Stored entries
------------------------------------

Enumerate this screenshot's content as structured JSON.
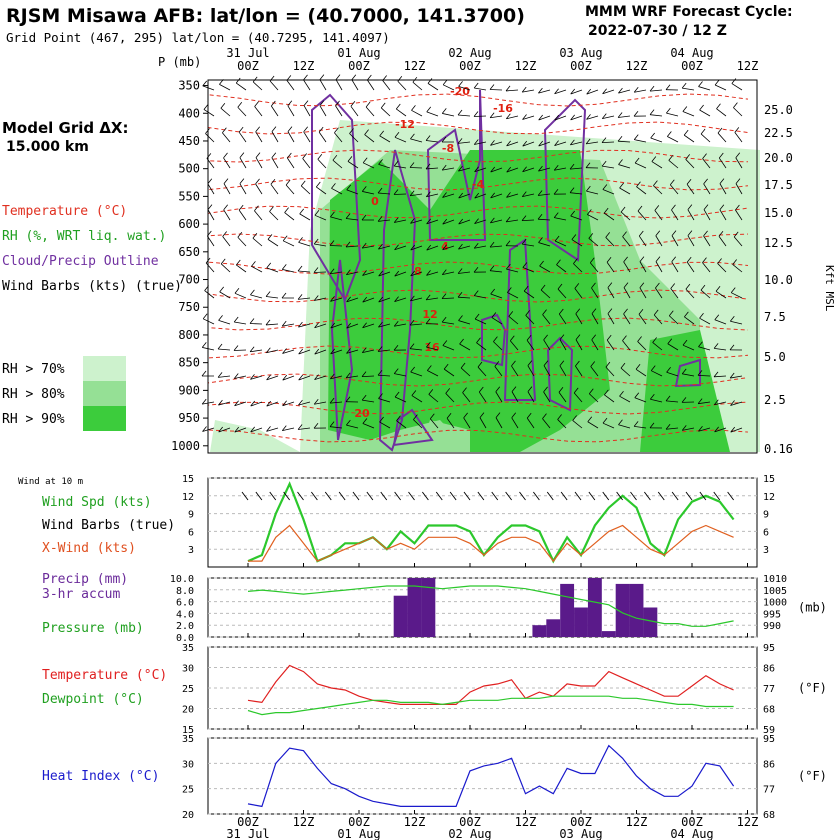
{
  "header": {
    "title": "RJSM Misawa AFB:  lat/lon = (40.7000, 141.3700)",
    "subtitle": "Grid Point (467, 295) lat/lon = (40.7295, 141.4097)",
    "cycle_label": "MMM WRF Forecast Cycle:",
    "cycle_value": "2022-07-30 / 12  Z"
  },
  "time_axis": {
    "day_labels": [
      "31 Jul",
      "01 Aug",
      "02 Aug",
      "03 Aug",
      "04 Aug"
    ],
    "hour_labels": [
      "00Z",
      "12Z",
      "00Z",
      "12Z",
      "00Z",
      "12Z",
      "00Z",
      "12Z",
      "00Z",
      "12Z"
    ]
  },
  "left_panel": {
    "model_grid_label": "Model Grid ΔX:",
    "model_grid_value": "15.000 km",
    "legend": [
      {
        "text": "Temperature (°C)",
        "color": "#e03020"
      },
      {
        "text": "RH (%, WRT liq. wat.)",
        "color": "#20a020"
      },
      {
        "text": "Cloud/Precip Outline",
        "color": "#7030a0"
      },
      {
        "text": "Wind Barbs (kts) (true)",
        "color": "#000000"
      }
    ],
    "rh_scale": [
      {
        "text": "RH > 70%",
        "color": "#cdf2cd"
      },
      {
        "text": "RH > 80%",
        "color": "#95e095"
      },
      {
        "text": "RH > 90%",
        "color": "#3ccc3c"
      }
    ]
  },
  "chart_data": [
    {
      "type": "heatmap",
      "name": "cross-section",
      "y_axis_title": "P (mb)",
      "pressure_levels": [
        350,
        400,
        450,
        500,
        550,
        600,
        650,
        700,
        750,
        800,
        850,
        900,
        950,
        1000
      ],
      "right_axis_title": "Kft MSL",
      "height_labels": [
        "25.0",
        "22.5",
        "20.0",
        "17.5",
        "15.0",
        "12.5",
        "10.0",
        "7.5",
        "5.0",
        "2.5",
        "0.16"
      ],
      "temperature_contour_labels": [
        "-20",
        "-16",
        "-12",
        "-8",
        "-4",
        "0",
        "4",
        "8",
        "12",
        "16",
        "20"
      ]
    },
    {
      "type": "line",
      "name": "wind",
      "panel_label": "Wind at 10 m",
      "left_ticks": [
        "15",
        "12",
        "9",
        "6",
        "3"
      ],
      "right_ticks": [
        "15",
        "12",
        "9",
        "6",
        "3"
      ],
      "labels": [
        "Wind Spd (kts)",
        "Wind Barbs (true)",
        "X-Wind (kts)"
      ],
      "ylim": [
        0,
        15
      ],
      "x": [
        0,
        3,
        6,
        9,
        12,
        15,
        18,
        21,
        24,
        27,
        30,
        33,
        36,
        39,
        42,
        45,
        48,
        51,
        54,
        57,
        60,
        63,
        66,
        69,
        72,
        75,
        78,
        81,
        84,
        87,
        90,
        93,
        96,
        99,
        102,
        105
      ],
      "series": [
        {
          "name": "Wind Spd (kts)",
          "color": "#2cc82c",
          "values": [
            1,
            2,
            9,
            14,
            8,
            1,
            2,
            4,
            4,
            5,
            3,
            6,
            4,
            7,
            7,
            7,
            6,
            2,
            5,
            7,
            7,
            6,
            1,
            5,
            2,
            7,
            10,
            12,
            10,
            4,
            2,
            8,
            11,
            12,
            11,
            8
          ]
        },
        {
          "name": "X-Wind (kts)",
          "color": "#e06020",
          "values": [
            1,
            1,
            5,
            7,
            4,
            1,
            2,
            3,
            4,
            5,
            3,
            4,
            3,
            5,
            5,
            5,
            4,
            2,
            4,
            5,
            5,
            4,
            1,
            4,
            2,
            4,
            6,
            7,
            5,
            3,
            2,
            4,
            6,
            7,
            6,
            5
          ]
        }
      ]
    },
    {
      "type": "bar",
      "name": "precip",
      "labels": [
        "Precip (mm)",
        "3-hr accum",
        "Pressure (mb)"
      ],
      "left_ticks": [
        "10.0",
        "8.0",
        "6.0",
        "4.0",
        "2.0",
        "0.0"
      ],
      "right_ticks": [
        "1010",
        "1005",
        "1000",
        "995",
        "990"
      ],
      "right_unit": "(mb)",
      "ylim": [
        0,
        10
      ],
      "pressure_ylim": [
        990,
        1012
      ],
      "x": [
        0,
        3,
        6,
        9,
        12,
        15,
        18,
        21,
        24,
        27,
        30,
        33,
        36,
        39,
        42,
        45,
        48,
        51,
        54,
        57,
        60,
        63,
        66,
        69,
        72,
        75,
        78,
        81,
        84,
        87,
        90,
        93,
        96,
        99,
        102,
        105
      ],
      "series": [
        {
          "name": "Precip (mm)",
          "color": "#5a1a8a",
          "values": [
            0,
            0,
            0,
            0,
            0,
            0,
            0,
            0,
            0,
            0,
            0,
            7,
            10,
            10,
            0,
            0,
            0,
            0,
            0,
            0,
            0,
            2,
            3,
            9,
            5,
            10,
            1,
            9,
            9,
            5,
            0,
            0,
            0,
            0,
            0,
            0
          ]
        },
        {
          "name": "Pressure (mb)",
          "color": "#2cc82c",
          "values": [
            1007,
            1007.5,
            1007,
            1006.5,
            1006,
            1006.5,
            1007,
            1007.5,
            1008,
            1008.5,
            1009,
            1009,
            1009,
            1008.5,
            1008,
            1008.5,
            1009,
            1009,
            1009,
            1008.5,
            1008,
            1007,
            1006,
            1005,
            1004,
            1003,
            1002,
            999,
            997,
            996,
            995,
            995,
            994,
            994,
            995,
            996
          ]
        }
      ]
    },
    {
      "type": "line",
      "name": "temperature",
      "labels": [
        "Temperature (°C)",
        "Dewpoint (°C)"
      ],
      "left_ticks": [
        "35",
        "30",
        "25",
        "20",
        "15"
      ],
      "right_ticks": [
        "95",
        "86",
        "77",
        "68",
        "59"
      ],
      "right_unit": "(°F)",
      "ylim": [
        15,
        35
      ],
      "x": [
        0,
        3,
        6,
        9,
        12,
        15,
        18,
        21,
        24,
        27,
        30,
        33,
        36,
        39,
        42,
        45,
        48,
        51,
        54,
        57,
        60,
        63,
        66,
        69,
        72,
        75,
        78,
        81,
        84,
        87,
        90,
        93,
        96,
        99,
        102,
        105
      ],
      "series": [
        {
          "name": "Temperature (°C)",
          "color": "#e02020",
          "values": [
            22,
            21.5,
            26.5,
            30.5,
            29,
            26,
            25,
            24.5,
            23,
            22,
            21.5,
            21,
            21,
            21,
            21,
            21,
            24,
            25.5,
            26,
            27,
            22.5,
            24,
            23,
            26,
            25.5,
            25.5,
            29,
            27.5,
            26,
            24.5,
            23,
            23,
            25.5,
            28,
            26,
            24.5
          ]
        },
        {
          "name": "Dewpoint (°C)",
          "color": "#2cc82c",
          "values": [
            19.5,
            18.5,
            19,
            19,
            19.5,
            20,
            20.5,
            21,
            21.5,
            22,
            22,
            21.5,
            21.5,
            21.5,
            21,
            21.5,
            22,
            22,
            22,
            22.5,
            22.5,
            22.5,
            23,
            23,
            23,
            23,
            23,
            22.5,
            22.5,
            22,
            21.5,
            21,
            21,
            20.5,
            20.5,
            20.5
          ]
        }
      ]
    },
    {
      "type": "line",
      "name": "heat-index",
      "labels": [
        "Heat Index (°C)"
      ],
      "left_ticks": [
        "35",
        "30",
        "25",
        "20"
      ],
      "right_ticks": [
        "95",
        "86",
        "77",
        "68"
      ],
      "right_unit": "(°F)",
      "ylim": [
        20,
        35
      ],
      "x": [
        0,
        3,
        6,
        9,
        12,
        15,
        18,
        21,
        24,
        27,
        30,
        33,
        36,
        39,
        42,
        45,
        48,
        51,
        54,
        57,
        60,
        63,
        66,
        69,
        72,
        75,
        78,
        81,
        84,
        87,
        90,
        93,
        96,
        99,
        102,
        105
      ],
      "series": [
        {
          "name": "Heat Index (°C)",
          "color": "#1a1acc",
          "values": [
            22,
            21.5,
            30,
            33,
            32.5,
            29,
            26,
            25,
            23.5,
            22.5,
            22,
            21.5,
            21.5,
            21.5,
            21.5,
            21.5,
            28.5,
            29.5,
            30,
            31,
            24,
            25.5,
            24,
            29,
            28,
            28,
            33.5,
            31,
            27.5,
            25,
            23.5,
            23.5,
            25.5,
            30,
            29.5,
            25.5
          ]
        }
      ]
    }
  ],
  "colors": {
    "temperature": "#e03020",
    "rh70": "#cdf2cd",
    "rh80": "#95e095",
    "rh90": "#3ccc3c",
    "cloud": "#7030a0",
    "precip": "#5a1a8a"
  }
}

------------------------------------

Short task
Determine the number of lines in the listing that contain the string "true". Write that number and nothing else.

Solution for this problem
2